TASK TO CARRY OUT » Copy out lines with the word "image" from the material that follows.

DATA IN THIS EXERCISE »
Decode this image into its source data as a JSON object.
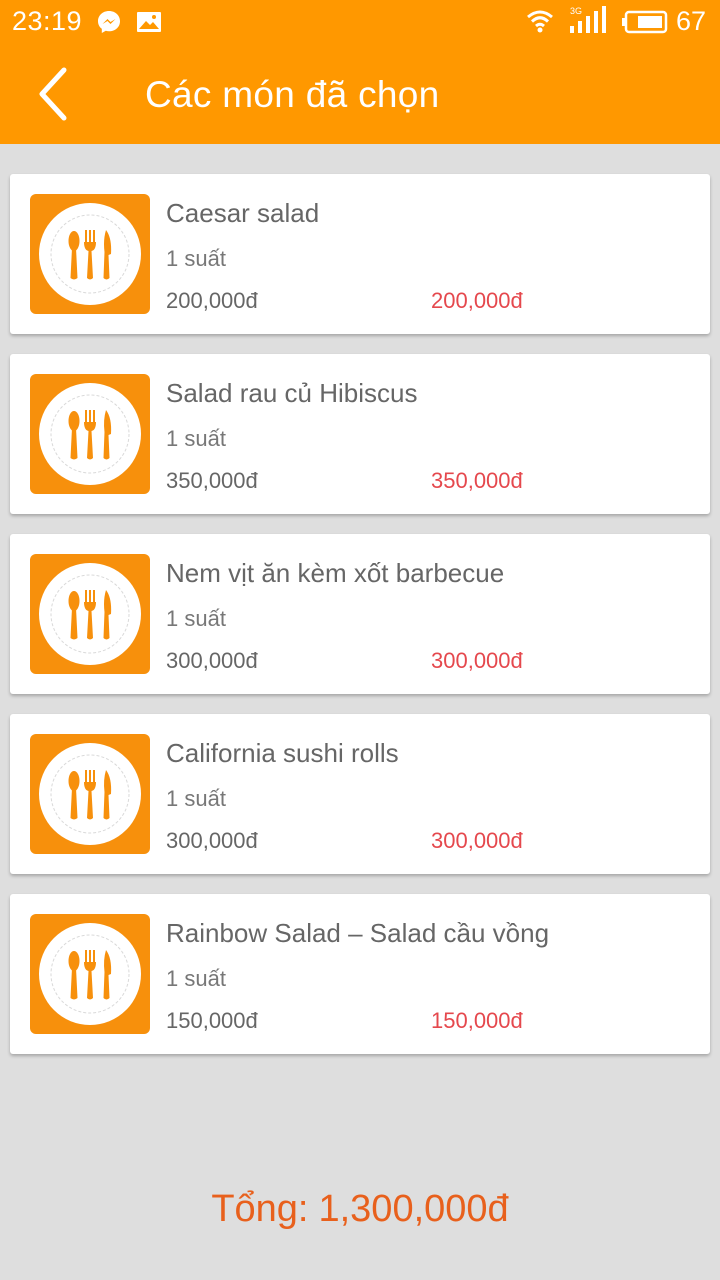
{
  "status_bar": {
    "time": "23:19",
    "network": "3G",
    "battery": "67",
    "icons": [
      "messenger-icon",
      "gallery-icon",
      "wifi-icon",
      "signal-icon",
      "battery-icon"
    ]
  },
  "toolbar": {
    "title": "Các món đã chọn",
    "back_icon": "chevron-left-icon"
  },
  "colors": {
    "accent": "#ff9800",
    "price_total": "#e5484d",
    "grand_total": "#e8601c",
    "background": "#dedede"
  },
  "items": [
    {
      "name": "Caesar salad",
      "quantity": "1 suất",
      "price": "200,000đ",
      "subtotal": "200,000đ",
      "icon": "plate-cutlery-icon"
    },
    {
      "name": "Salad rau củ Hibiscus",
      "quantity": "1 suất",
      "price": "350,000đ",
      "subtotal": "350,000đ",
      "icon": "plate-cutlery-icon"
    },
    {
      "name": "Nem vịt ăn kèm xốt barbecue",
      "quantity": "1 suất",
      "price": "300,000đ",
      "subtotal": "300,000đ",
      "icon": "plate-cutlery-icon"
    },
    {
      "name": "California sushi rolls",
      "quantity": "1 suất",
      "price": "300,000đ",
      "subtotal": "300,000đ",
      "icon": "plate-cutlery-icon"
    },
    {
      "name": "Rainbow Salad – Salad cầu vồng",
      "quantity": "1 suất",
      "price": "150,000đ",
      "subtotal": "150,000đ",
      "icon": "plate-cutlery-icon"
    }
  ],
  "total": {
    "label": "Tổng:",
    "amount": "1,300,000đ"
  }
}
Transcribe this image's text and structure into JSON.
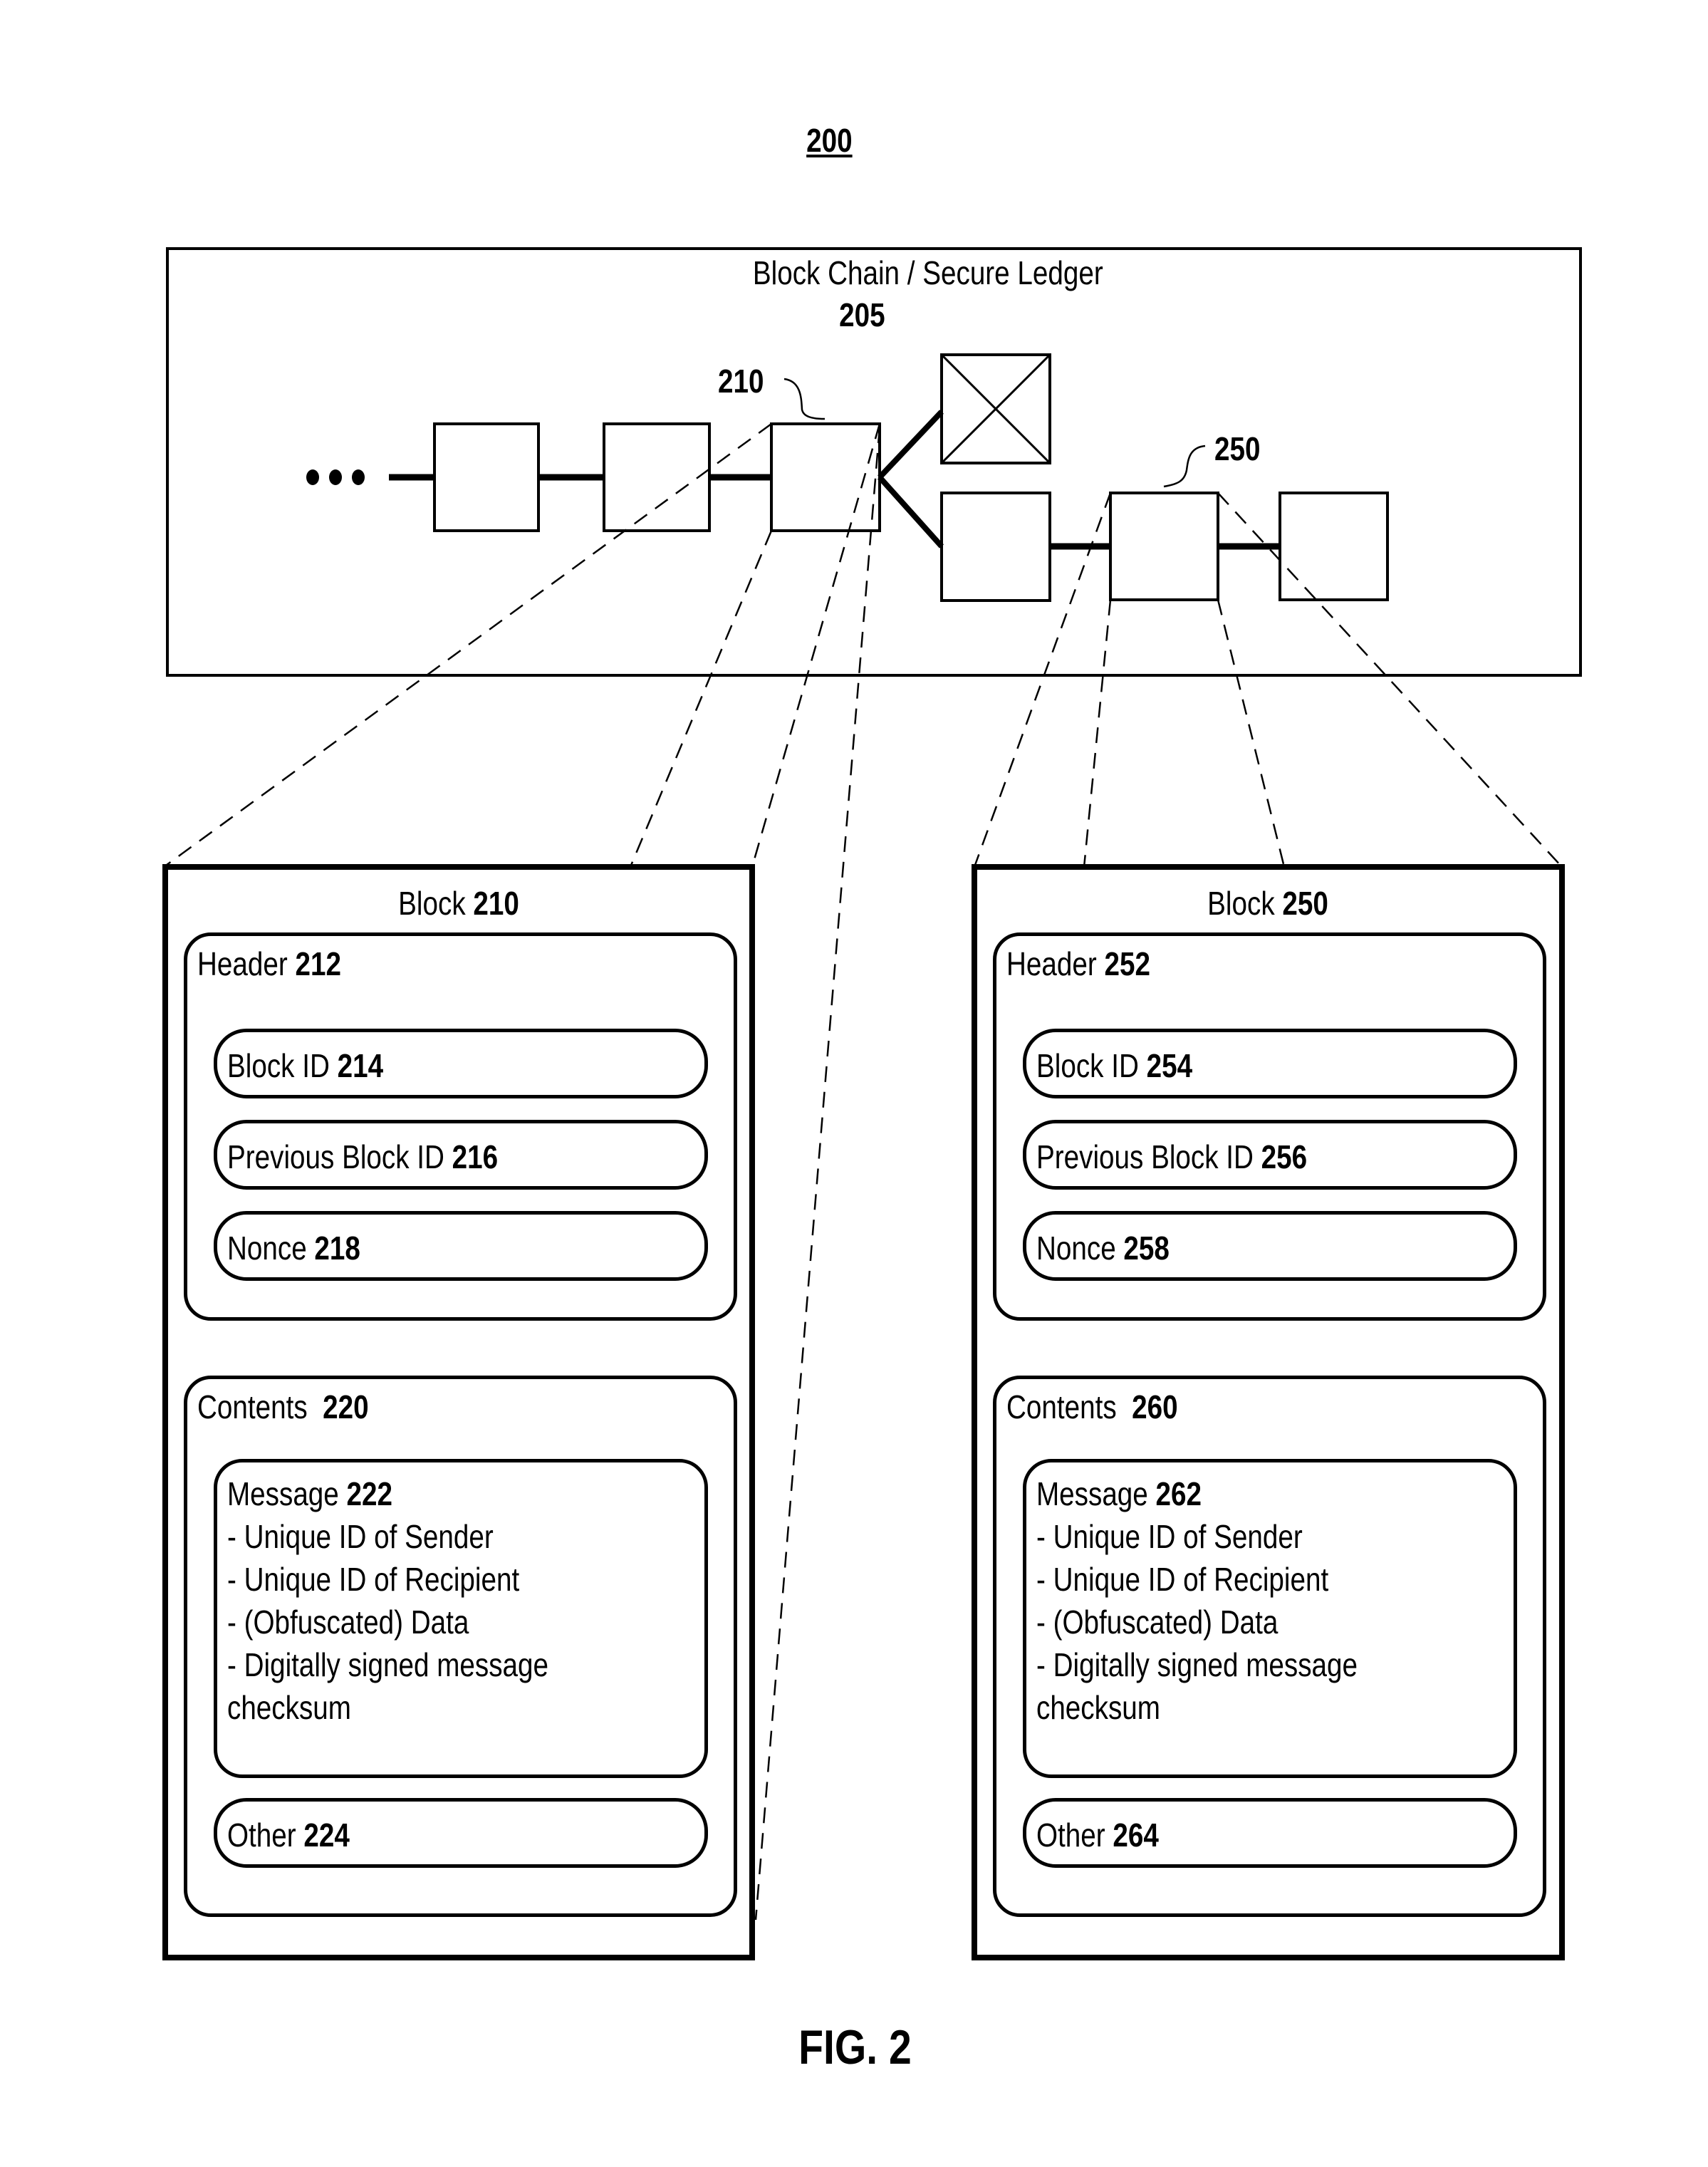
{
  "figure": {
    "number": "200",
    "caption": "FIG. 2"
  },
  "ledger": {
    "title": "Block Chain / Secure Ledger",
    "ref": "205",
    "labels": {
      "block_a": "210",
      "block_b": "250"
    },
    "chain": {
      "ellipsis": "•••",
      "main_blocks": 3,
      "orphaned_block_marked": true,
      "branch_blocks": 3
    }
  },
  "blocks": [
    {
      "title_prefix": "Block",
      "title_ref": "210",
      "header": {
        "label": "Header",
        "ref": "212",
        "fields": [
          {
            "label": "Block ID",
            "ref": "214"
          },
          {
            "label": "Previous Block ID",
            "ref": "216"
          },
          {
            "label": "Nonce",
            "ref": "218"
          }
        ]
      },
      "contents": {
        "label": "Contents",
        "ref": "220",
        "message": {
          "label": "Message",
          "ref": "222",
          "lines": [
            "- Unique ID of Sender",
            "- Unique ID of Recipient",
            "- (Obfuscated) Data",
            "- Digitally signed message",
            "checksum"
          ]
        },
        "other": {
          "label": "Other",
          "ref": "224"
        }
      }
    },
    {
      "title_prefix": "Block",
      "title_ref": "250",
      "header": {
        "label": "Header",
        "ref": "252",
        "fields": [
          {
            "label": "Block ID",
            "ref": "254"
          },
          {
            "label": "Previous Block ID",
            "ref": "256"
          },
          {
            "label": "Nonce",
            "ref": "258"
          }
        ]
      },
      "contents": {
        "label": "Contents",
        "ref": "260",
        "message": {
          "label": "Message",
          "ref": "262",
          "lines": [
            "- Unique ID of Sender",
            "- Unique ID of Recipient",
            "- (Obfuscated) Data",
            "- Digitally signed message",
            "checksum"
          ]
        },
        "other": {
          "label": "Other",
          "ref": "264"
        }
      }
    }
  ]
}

FINISHED EXERCISE »
Decode this image into its source data as a JSON object.
Transcribe this image's text and structure into JSON.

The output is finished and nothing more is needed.